→ Challenge
Transcribe the material exactly. Images do not belong in the copy.

→ Raw records

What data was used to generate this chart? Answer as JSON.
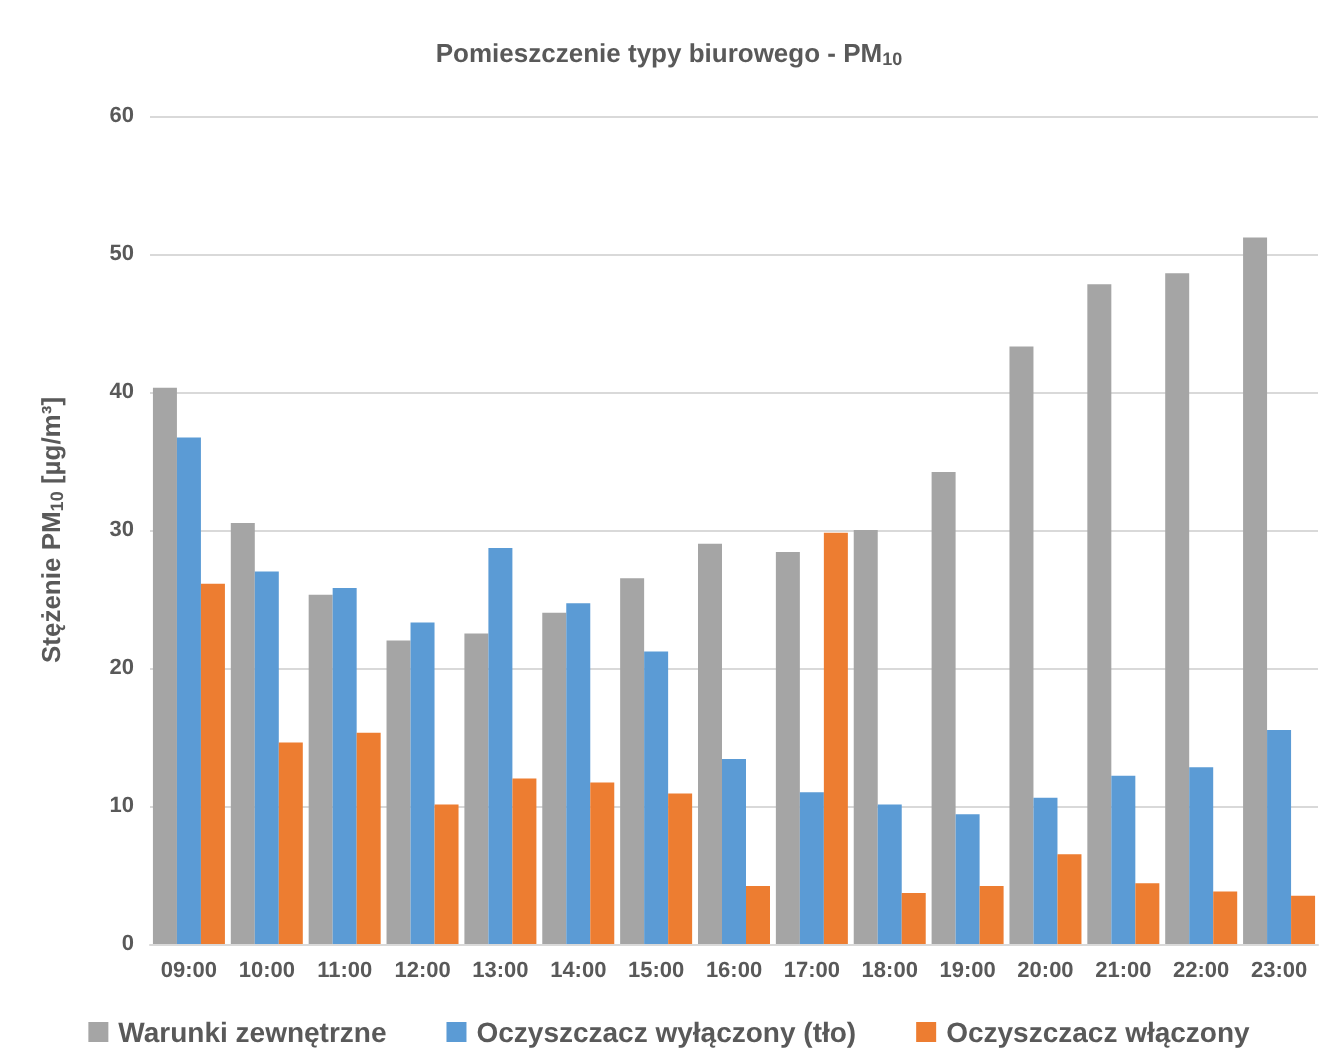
{
  "chart_data": {
    "type": "bar",
    "title": "Pomieszczenie typy biurowego - PM$_{10}$",
    "ylabel": "Stężenie PM$_{10}$ [µg/m³]",
    "categories": [
      "09:00",
      "10:00",
      "11:00",
      "12:00",
      "13:00",
      "14:00",
      "15:00",
      "16:00",
      "17:00",
      "18:00",
      "19:00",
      "20:00",
      "21:00",
      "22:00",
      "23:00"
    ],
    "series": [
      {
        "name": "Warunki zewnętrzne",
        "color": "#a5a5a5",
        "values": [
          40.3,
          30.5,
          25.3,
          22,
          22.5,
          24,
          26.5,
          29,
          28.4,
          30,
          34.2,
          43.3,
          47.8,
          48.6,
          51.2
        ]
      },
      {
        "name": "Oczyszczacz wyłączony (tło)",
        "color": "#5b9bd5",
        "values": [
          36.7,
          27,
          25.8,
          23.3,
          28.7,
          24.7,
          21.2,
          13.4,
          11,
          10.1,
          9.4,
          10.6,
          12.2,
          12.8,
          15.5
        ]
      },
      {
        "name": "Oczyszczacz włączony",
        "color": "#ed7d31",
        "values": [
          26.1,
          14.6,
          15.3,
          10.1,
          12,
          11.7,
          10.9,
          4.2,
          29.8,
          3.7,
          4.2,
          6.5,
          4.4,
          3.8,
          3.5
        ]
      }
    ],
    "ylim": [
      0,
      60
    ],
    "yticks": [
      0,
      10,
      20,
      30,
      40,
      50,
      60
    ],
    "grid": "y",
    "legend": "bottom"
  }
}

→ Solution to this exercise
What data was used to generate this chart? Answer as JSON.
{
  "chart_data": {
    "type": "bar",
    "title": "Pomieszczenie typy biurowego - PM$_{10}$",
    "ylabel": "Stężenie PM$_{10}$ [µg/m³]",
    "categories": [
      "09:00",
      "10:00",
      "11:00",
      "12:00",
      "13:00",
      "14:00",
      "15:00",
      "16:00",
      "17:00",
      "18:00",
      "19:00",
      "20:00",
      "21:00",
      "22:00",
      "23:00"
    ],
    "series": [
      {
        "name": "Warunki zewnętrzne",
        "color": "#a5a5a5",
        "values": [
          40.3,
          30.5,
          25.3,
          22,
          22.5,
          24,
          26.5,
          29,
          28.4,
          30,
          34.2,
          43.3,
          47.8,
          48.6,
          51.2
        ]
      },
      {
        "name": "Oczyszczacz wyłączony (tło)",
        "color": "#5b9bd5",
        "values": [
          36.7,
          27,
          25.8,
          23.3,
          28.7,
          24.7,
          21.2,
          13.4,
          11,
          10.1,
          9.4,
          10.6,
          12.2,
          12.8,
          15.5
        ]
      },
      {
        "name": "Oczyszczacz włączony",
        "color": "#ed7d31",
        "values": [
          26.1,
          14.6,
          15.3,
          10.1,
          12,
          11.7,
          10.9,
          4.2,
          29.8,
          3.7,
          4.2,
          6.5,
          4.4,
          3.8,
          3.5
        ]
      }
    ],
    "ylim": [
      0,
      60
    ],
    "yticks": [
      0,
      10,
      20,
      30,
      40,
      50,
      60
    ],
    "grid": "y",
    "legend": "bottom"
  }
}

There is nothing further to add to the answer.